**Saved entries**.

## start

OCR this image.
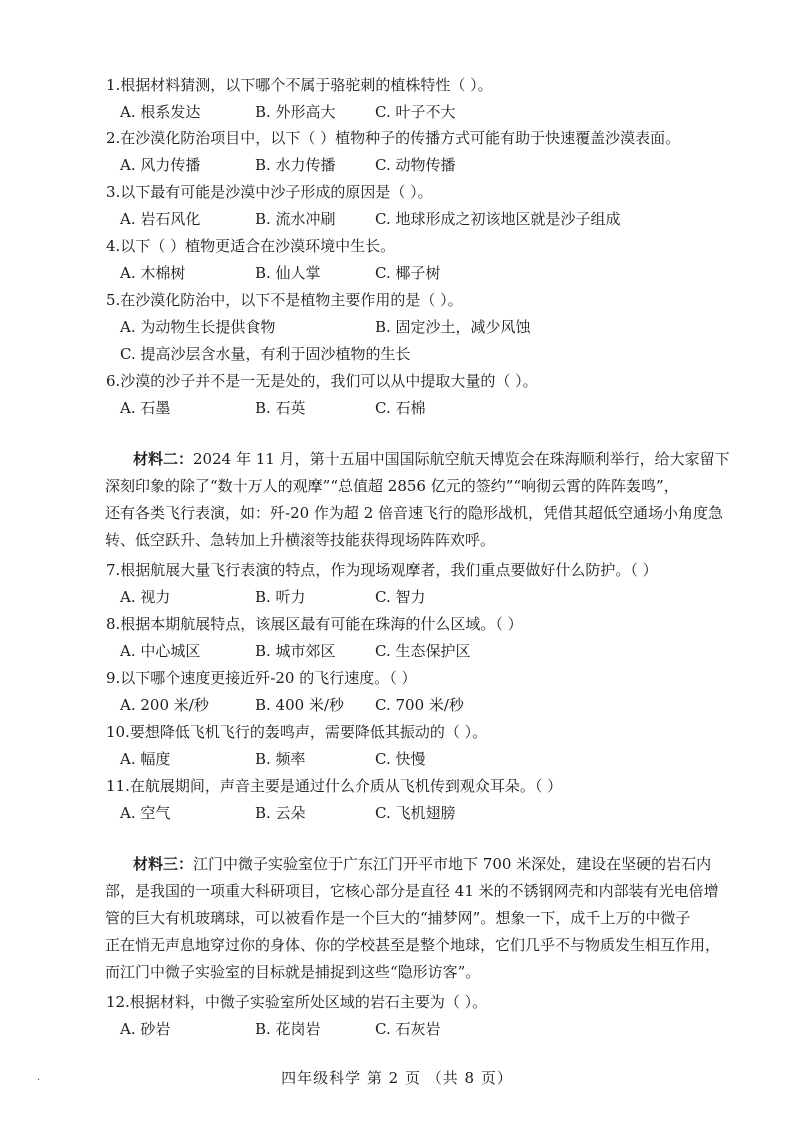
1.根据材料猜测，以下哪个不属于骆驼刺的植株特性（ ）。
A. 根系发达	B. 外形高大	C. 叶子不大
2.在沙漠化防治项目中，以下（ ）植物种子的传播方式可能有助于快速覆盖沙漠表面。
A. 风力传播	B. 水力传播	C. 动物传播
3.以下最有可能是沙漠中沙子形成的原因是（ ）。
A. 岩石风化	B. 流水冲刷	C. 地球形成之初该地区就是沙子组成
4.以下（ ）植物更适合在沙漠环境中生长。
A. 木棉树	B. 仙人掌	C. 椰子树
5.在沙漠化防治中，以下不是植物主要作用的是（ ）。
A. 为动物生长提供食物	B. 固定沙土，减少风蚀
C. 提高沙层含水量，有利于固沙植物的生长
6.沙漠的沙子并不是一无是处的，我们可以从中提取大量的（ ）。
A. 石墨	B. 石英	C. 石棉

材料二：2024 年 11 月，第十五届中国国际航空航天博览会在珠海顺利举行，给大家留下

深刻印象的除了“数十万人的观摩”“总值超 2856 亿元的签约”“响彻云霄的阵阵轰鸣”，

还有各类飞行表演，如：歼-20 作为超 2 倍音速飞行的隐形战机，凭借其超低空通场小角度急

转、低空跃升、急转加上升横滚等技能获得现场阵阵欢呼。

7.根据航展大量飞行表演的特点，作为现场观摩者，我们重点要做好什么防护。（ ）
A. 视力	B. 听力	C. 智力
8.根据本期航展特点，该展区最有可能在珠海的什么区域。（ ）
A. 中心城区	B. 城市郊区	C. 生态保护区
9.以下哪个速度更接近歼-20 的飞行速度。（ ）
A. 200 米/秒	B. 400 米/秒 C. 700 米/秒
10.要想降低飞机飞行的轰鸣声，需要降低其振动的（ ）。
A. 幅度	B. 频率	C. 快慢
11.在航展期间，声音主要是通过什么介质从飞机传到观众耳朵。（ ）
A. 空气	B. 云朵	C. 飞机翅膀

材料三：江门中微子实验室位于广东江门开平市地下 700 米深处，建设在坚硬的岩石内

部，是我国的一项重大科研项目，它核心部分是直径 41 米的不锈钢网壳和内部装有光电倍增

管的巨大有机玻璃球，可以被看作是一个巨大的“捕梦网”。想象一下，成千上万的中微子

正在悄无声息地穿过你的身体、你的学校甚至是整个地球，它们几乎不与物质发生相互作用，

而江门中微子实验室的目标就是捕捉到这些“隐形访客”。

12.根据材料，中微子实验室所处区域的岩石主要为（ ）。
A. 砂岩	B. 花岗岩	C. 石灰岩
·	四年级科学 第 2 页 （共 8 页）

## end

**The request**.
Copy the records word for word, leaving no picture in the copy.

**Result below**.
OCR this image.
1.根据材料猜测，以下哪个不属于骆驼刺的植株特性（ ）。
A. 根系发达	B. 外形高大	C. 叶子不大
2.在沙漠化防治项目中，以下（ ）植物种子的传播方式可能有助于快速覆盖沙漠表面。
A. 风力传播	B. 水力传播	C. 动物传播
3.以下最有可能是沙漠中沙子形成的原因是（ ）。
A. 岩石风化	B. 流水冲刷	C. 地球形成之初该地区就是沙子组成
4.以下（ ）植物更适合在沙漠环境中生长。
A. 木棉树	B. 仙人掌	C. 椰子树
5.在沙漠化防治中，以下不是植物主要作用的是（ ）。
A. 为动物生长提供食物	B. 固定沙土，减少风蚀
C. 提高沙层含水量，有利于固沙植物的生长
6.沙漠的沙子并不是一无是处的，我们可以从中提取大量的（ ）。
A. 石墨	B. 石英	C. 石棉

材料二：2024 年 11 月，第十五届中国国际航空航天博览会在珠海顺利举行，给大家留下

深刻印象的除了“数十万人的观摩”“总值超 2856 亿元的签约”“响彻云霄的阵阵轰鸣”，

还有各类飞行表演，如：歼-20 作为超 2 倍音速飞行的隐形战机，凭借其超低空通场小角度急

转、低空跃升、急转加上升横滚等技能获得现场阵阵欢呼。

7.根据航展大量飞行表演的特点，作为现场观摩者，我们重点要做好什么防护。（ ）
A. 视力	B. 听力	C. 智力
8.根据本期航展特点，该展区最有可能在珠海的什么区域。（ ）
A. 中心城区	B. 城市郊区	C. 生态保护区
9.以下哪个速度更接近歼-20 的飞行速度。（ ）
A. 200 米/秒	B. 400 米/秒 C. 700 米/秒
10.要想降低飞机飞行的轰鸣声，需要降低其振动的（ ）。
A. 幅度	B. 频率	C. 快慢
11.在航展期间，声音主要是通过什么介质从飞机传到观众耳朵。（ ）
A. 空气	B. 云朵	C. 飞机翅膀

材料三：江门中微子实验室位于广东江门开平市地下 700 米深处，建设在坚硬的岩石内

部，是我国的一项重大科研项目，它核心部分是直径 41 米的不锈钢网壳和内部装有光电倍增

管的巨大有机玻璃球，可以被看作是一个巨大的“捕梦网”。想象一下，成千上万的中微子

正在悄无声息地穿过你的身体、你的学校甚至是整个地球，它们几乎不与物质发生相互作用，

而江门中微子实验室的目标就是捕捉到这些“隐形访客”。

12.根据材料，中微子实验室所处区域的岩石主要为（ ）。
A. 砂岩	B. 花岗岩	C. 石灰岩
·	四年级科学 第 2 页 （共 8 页）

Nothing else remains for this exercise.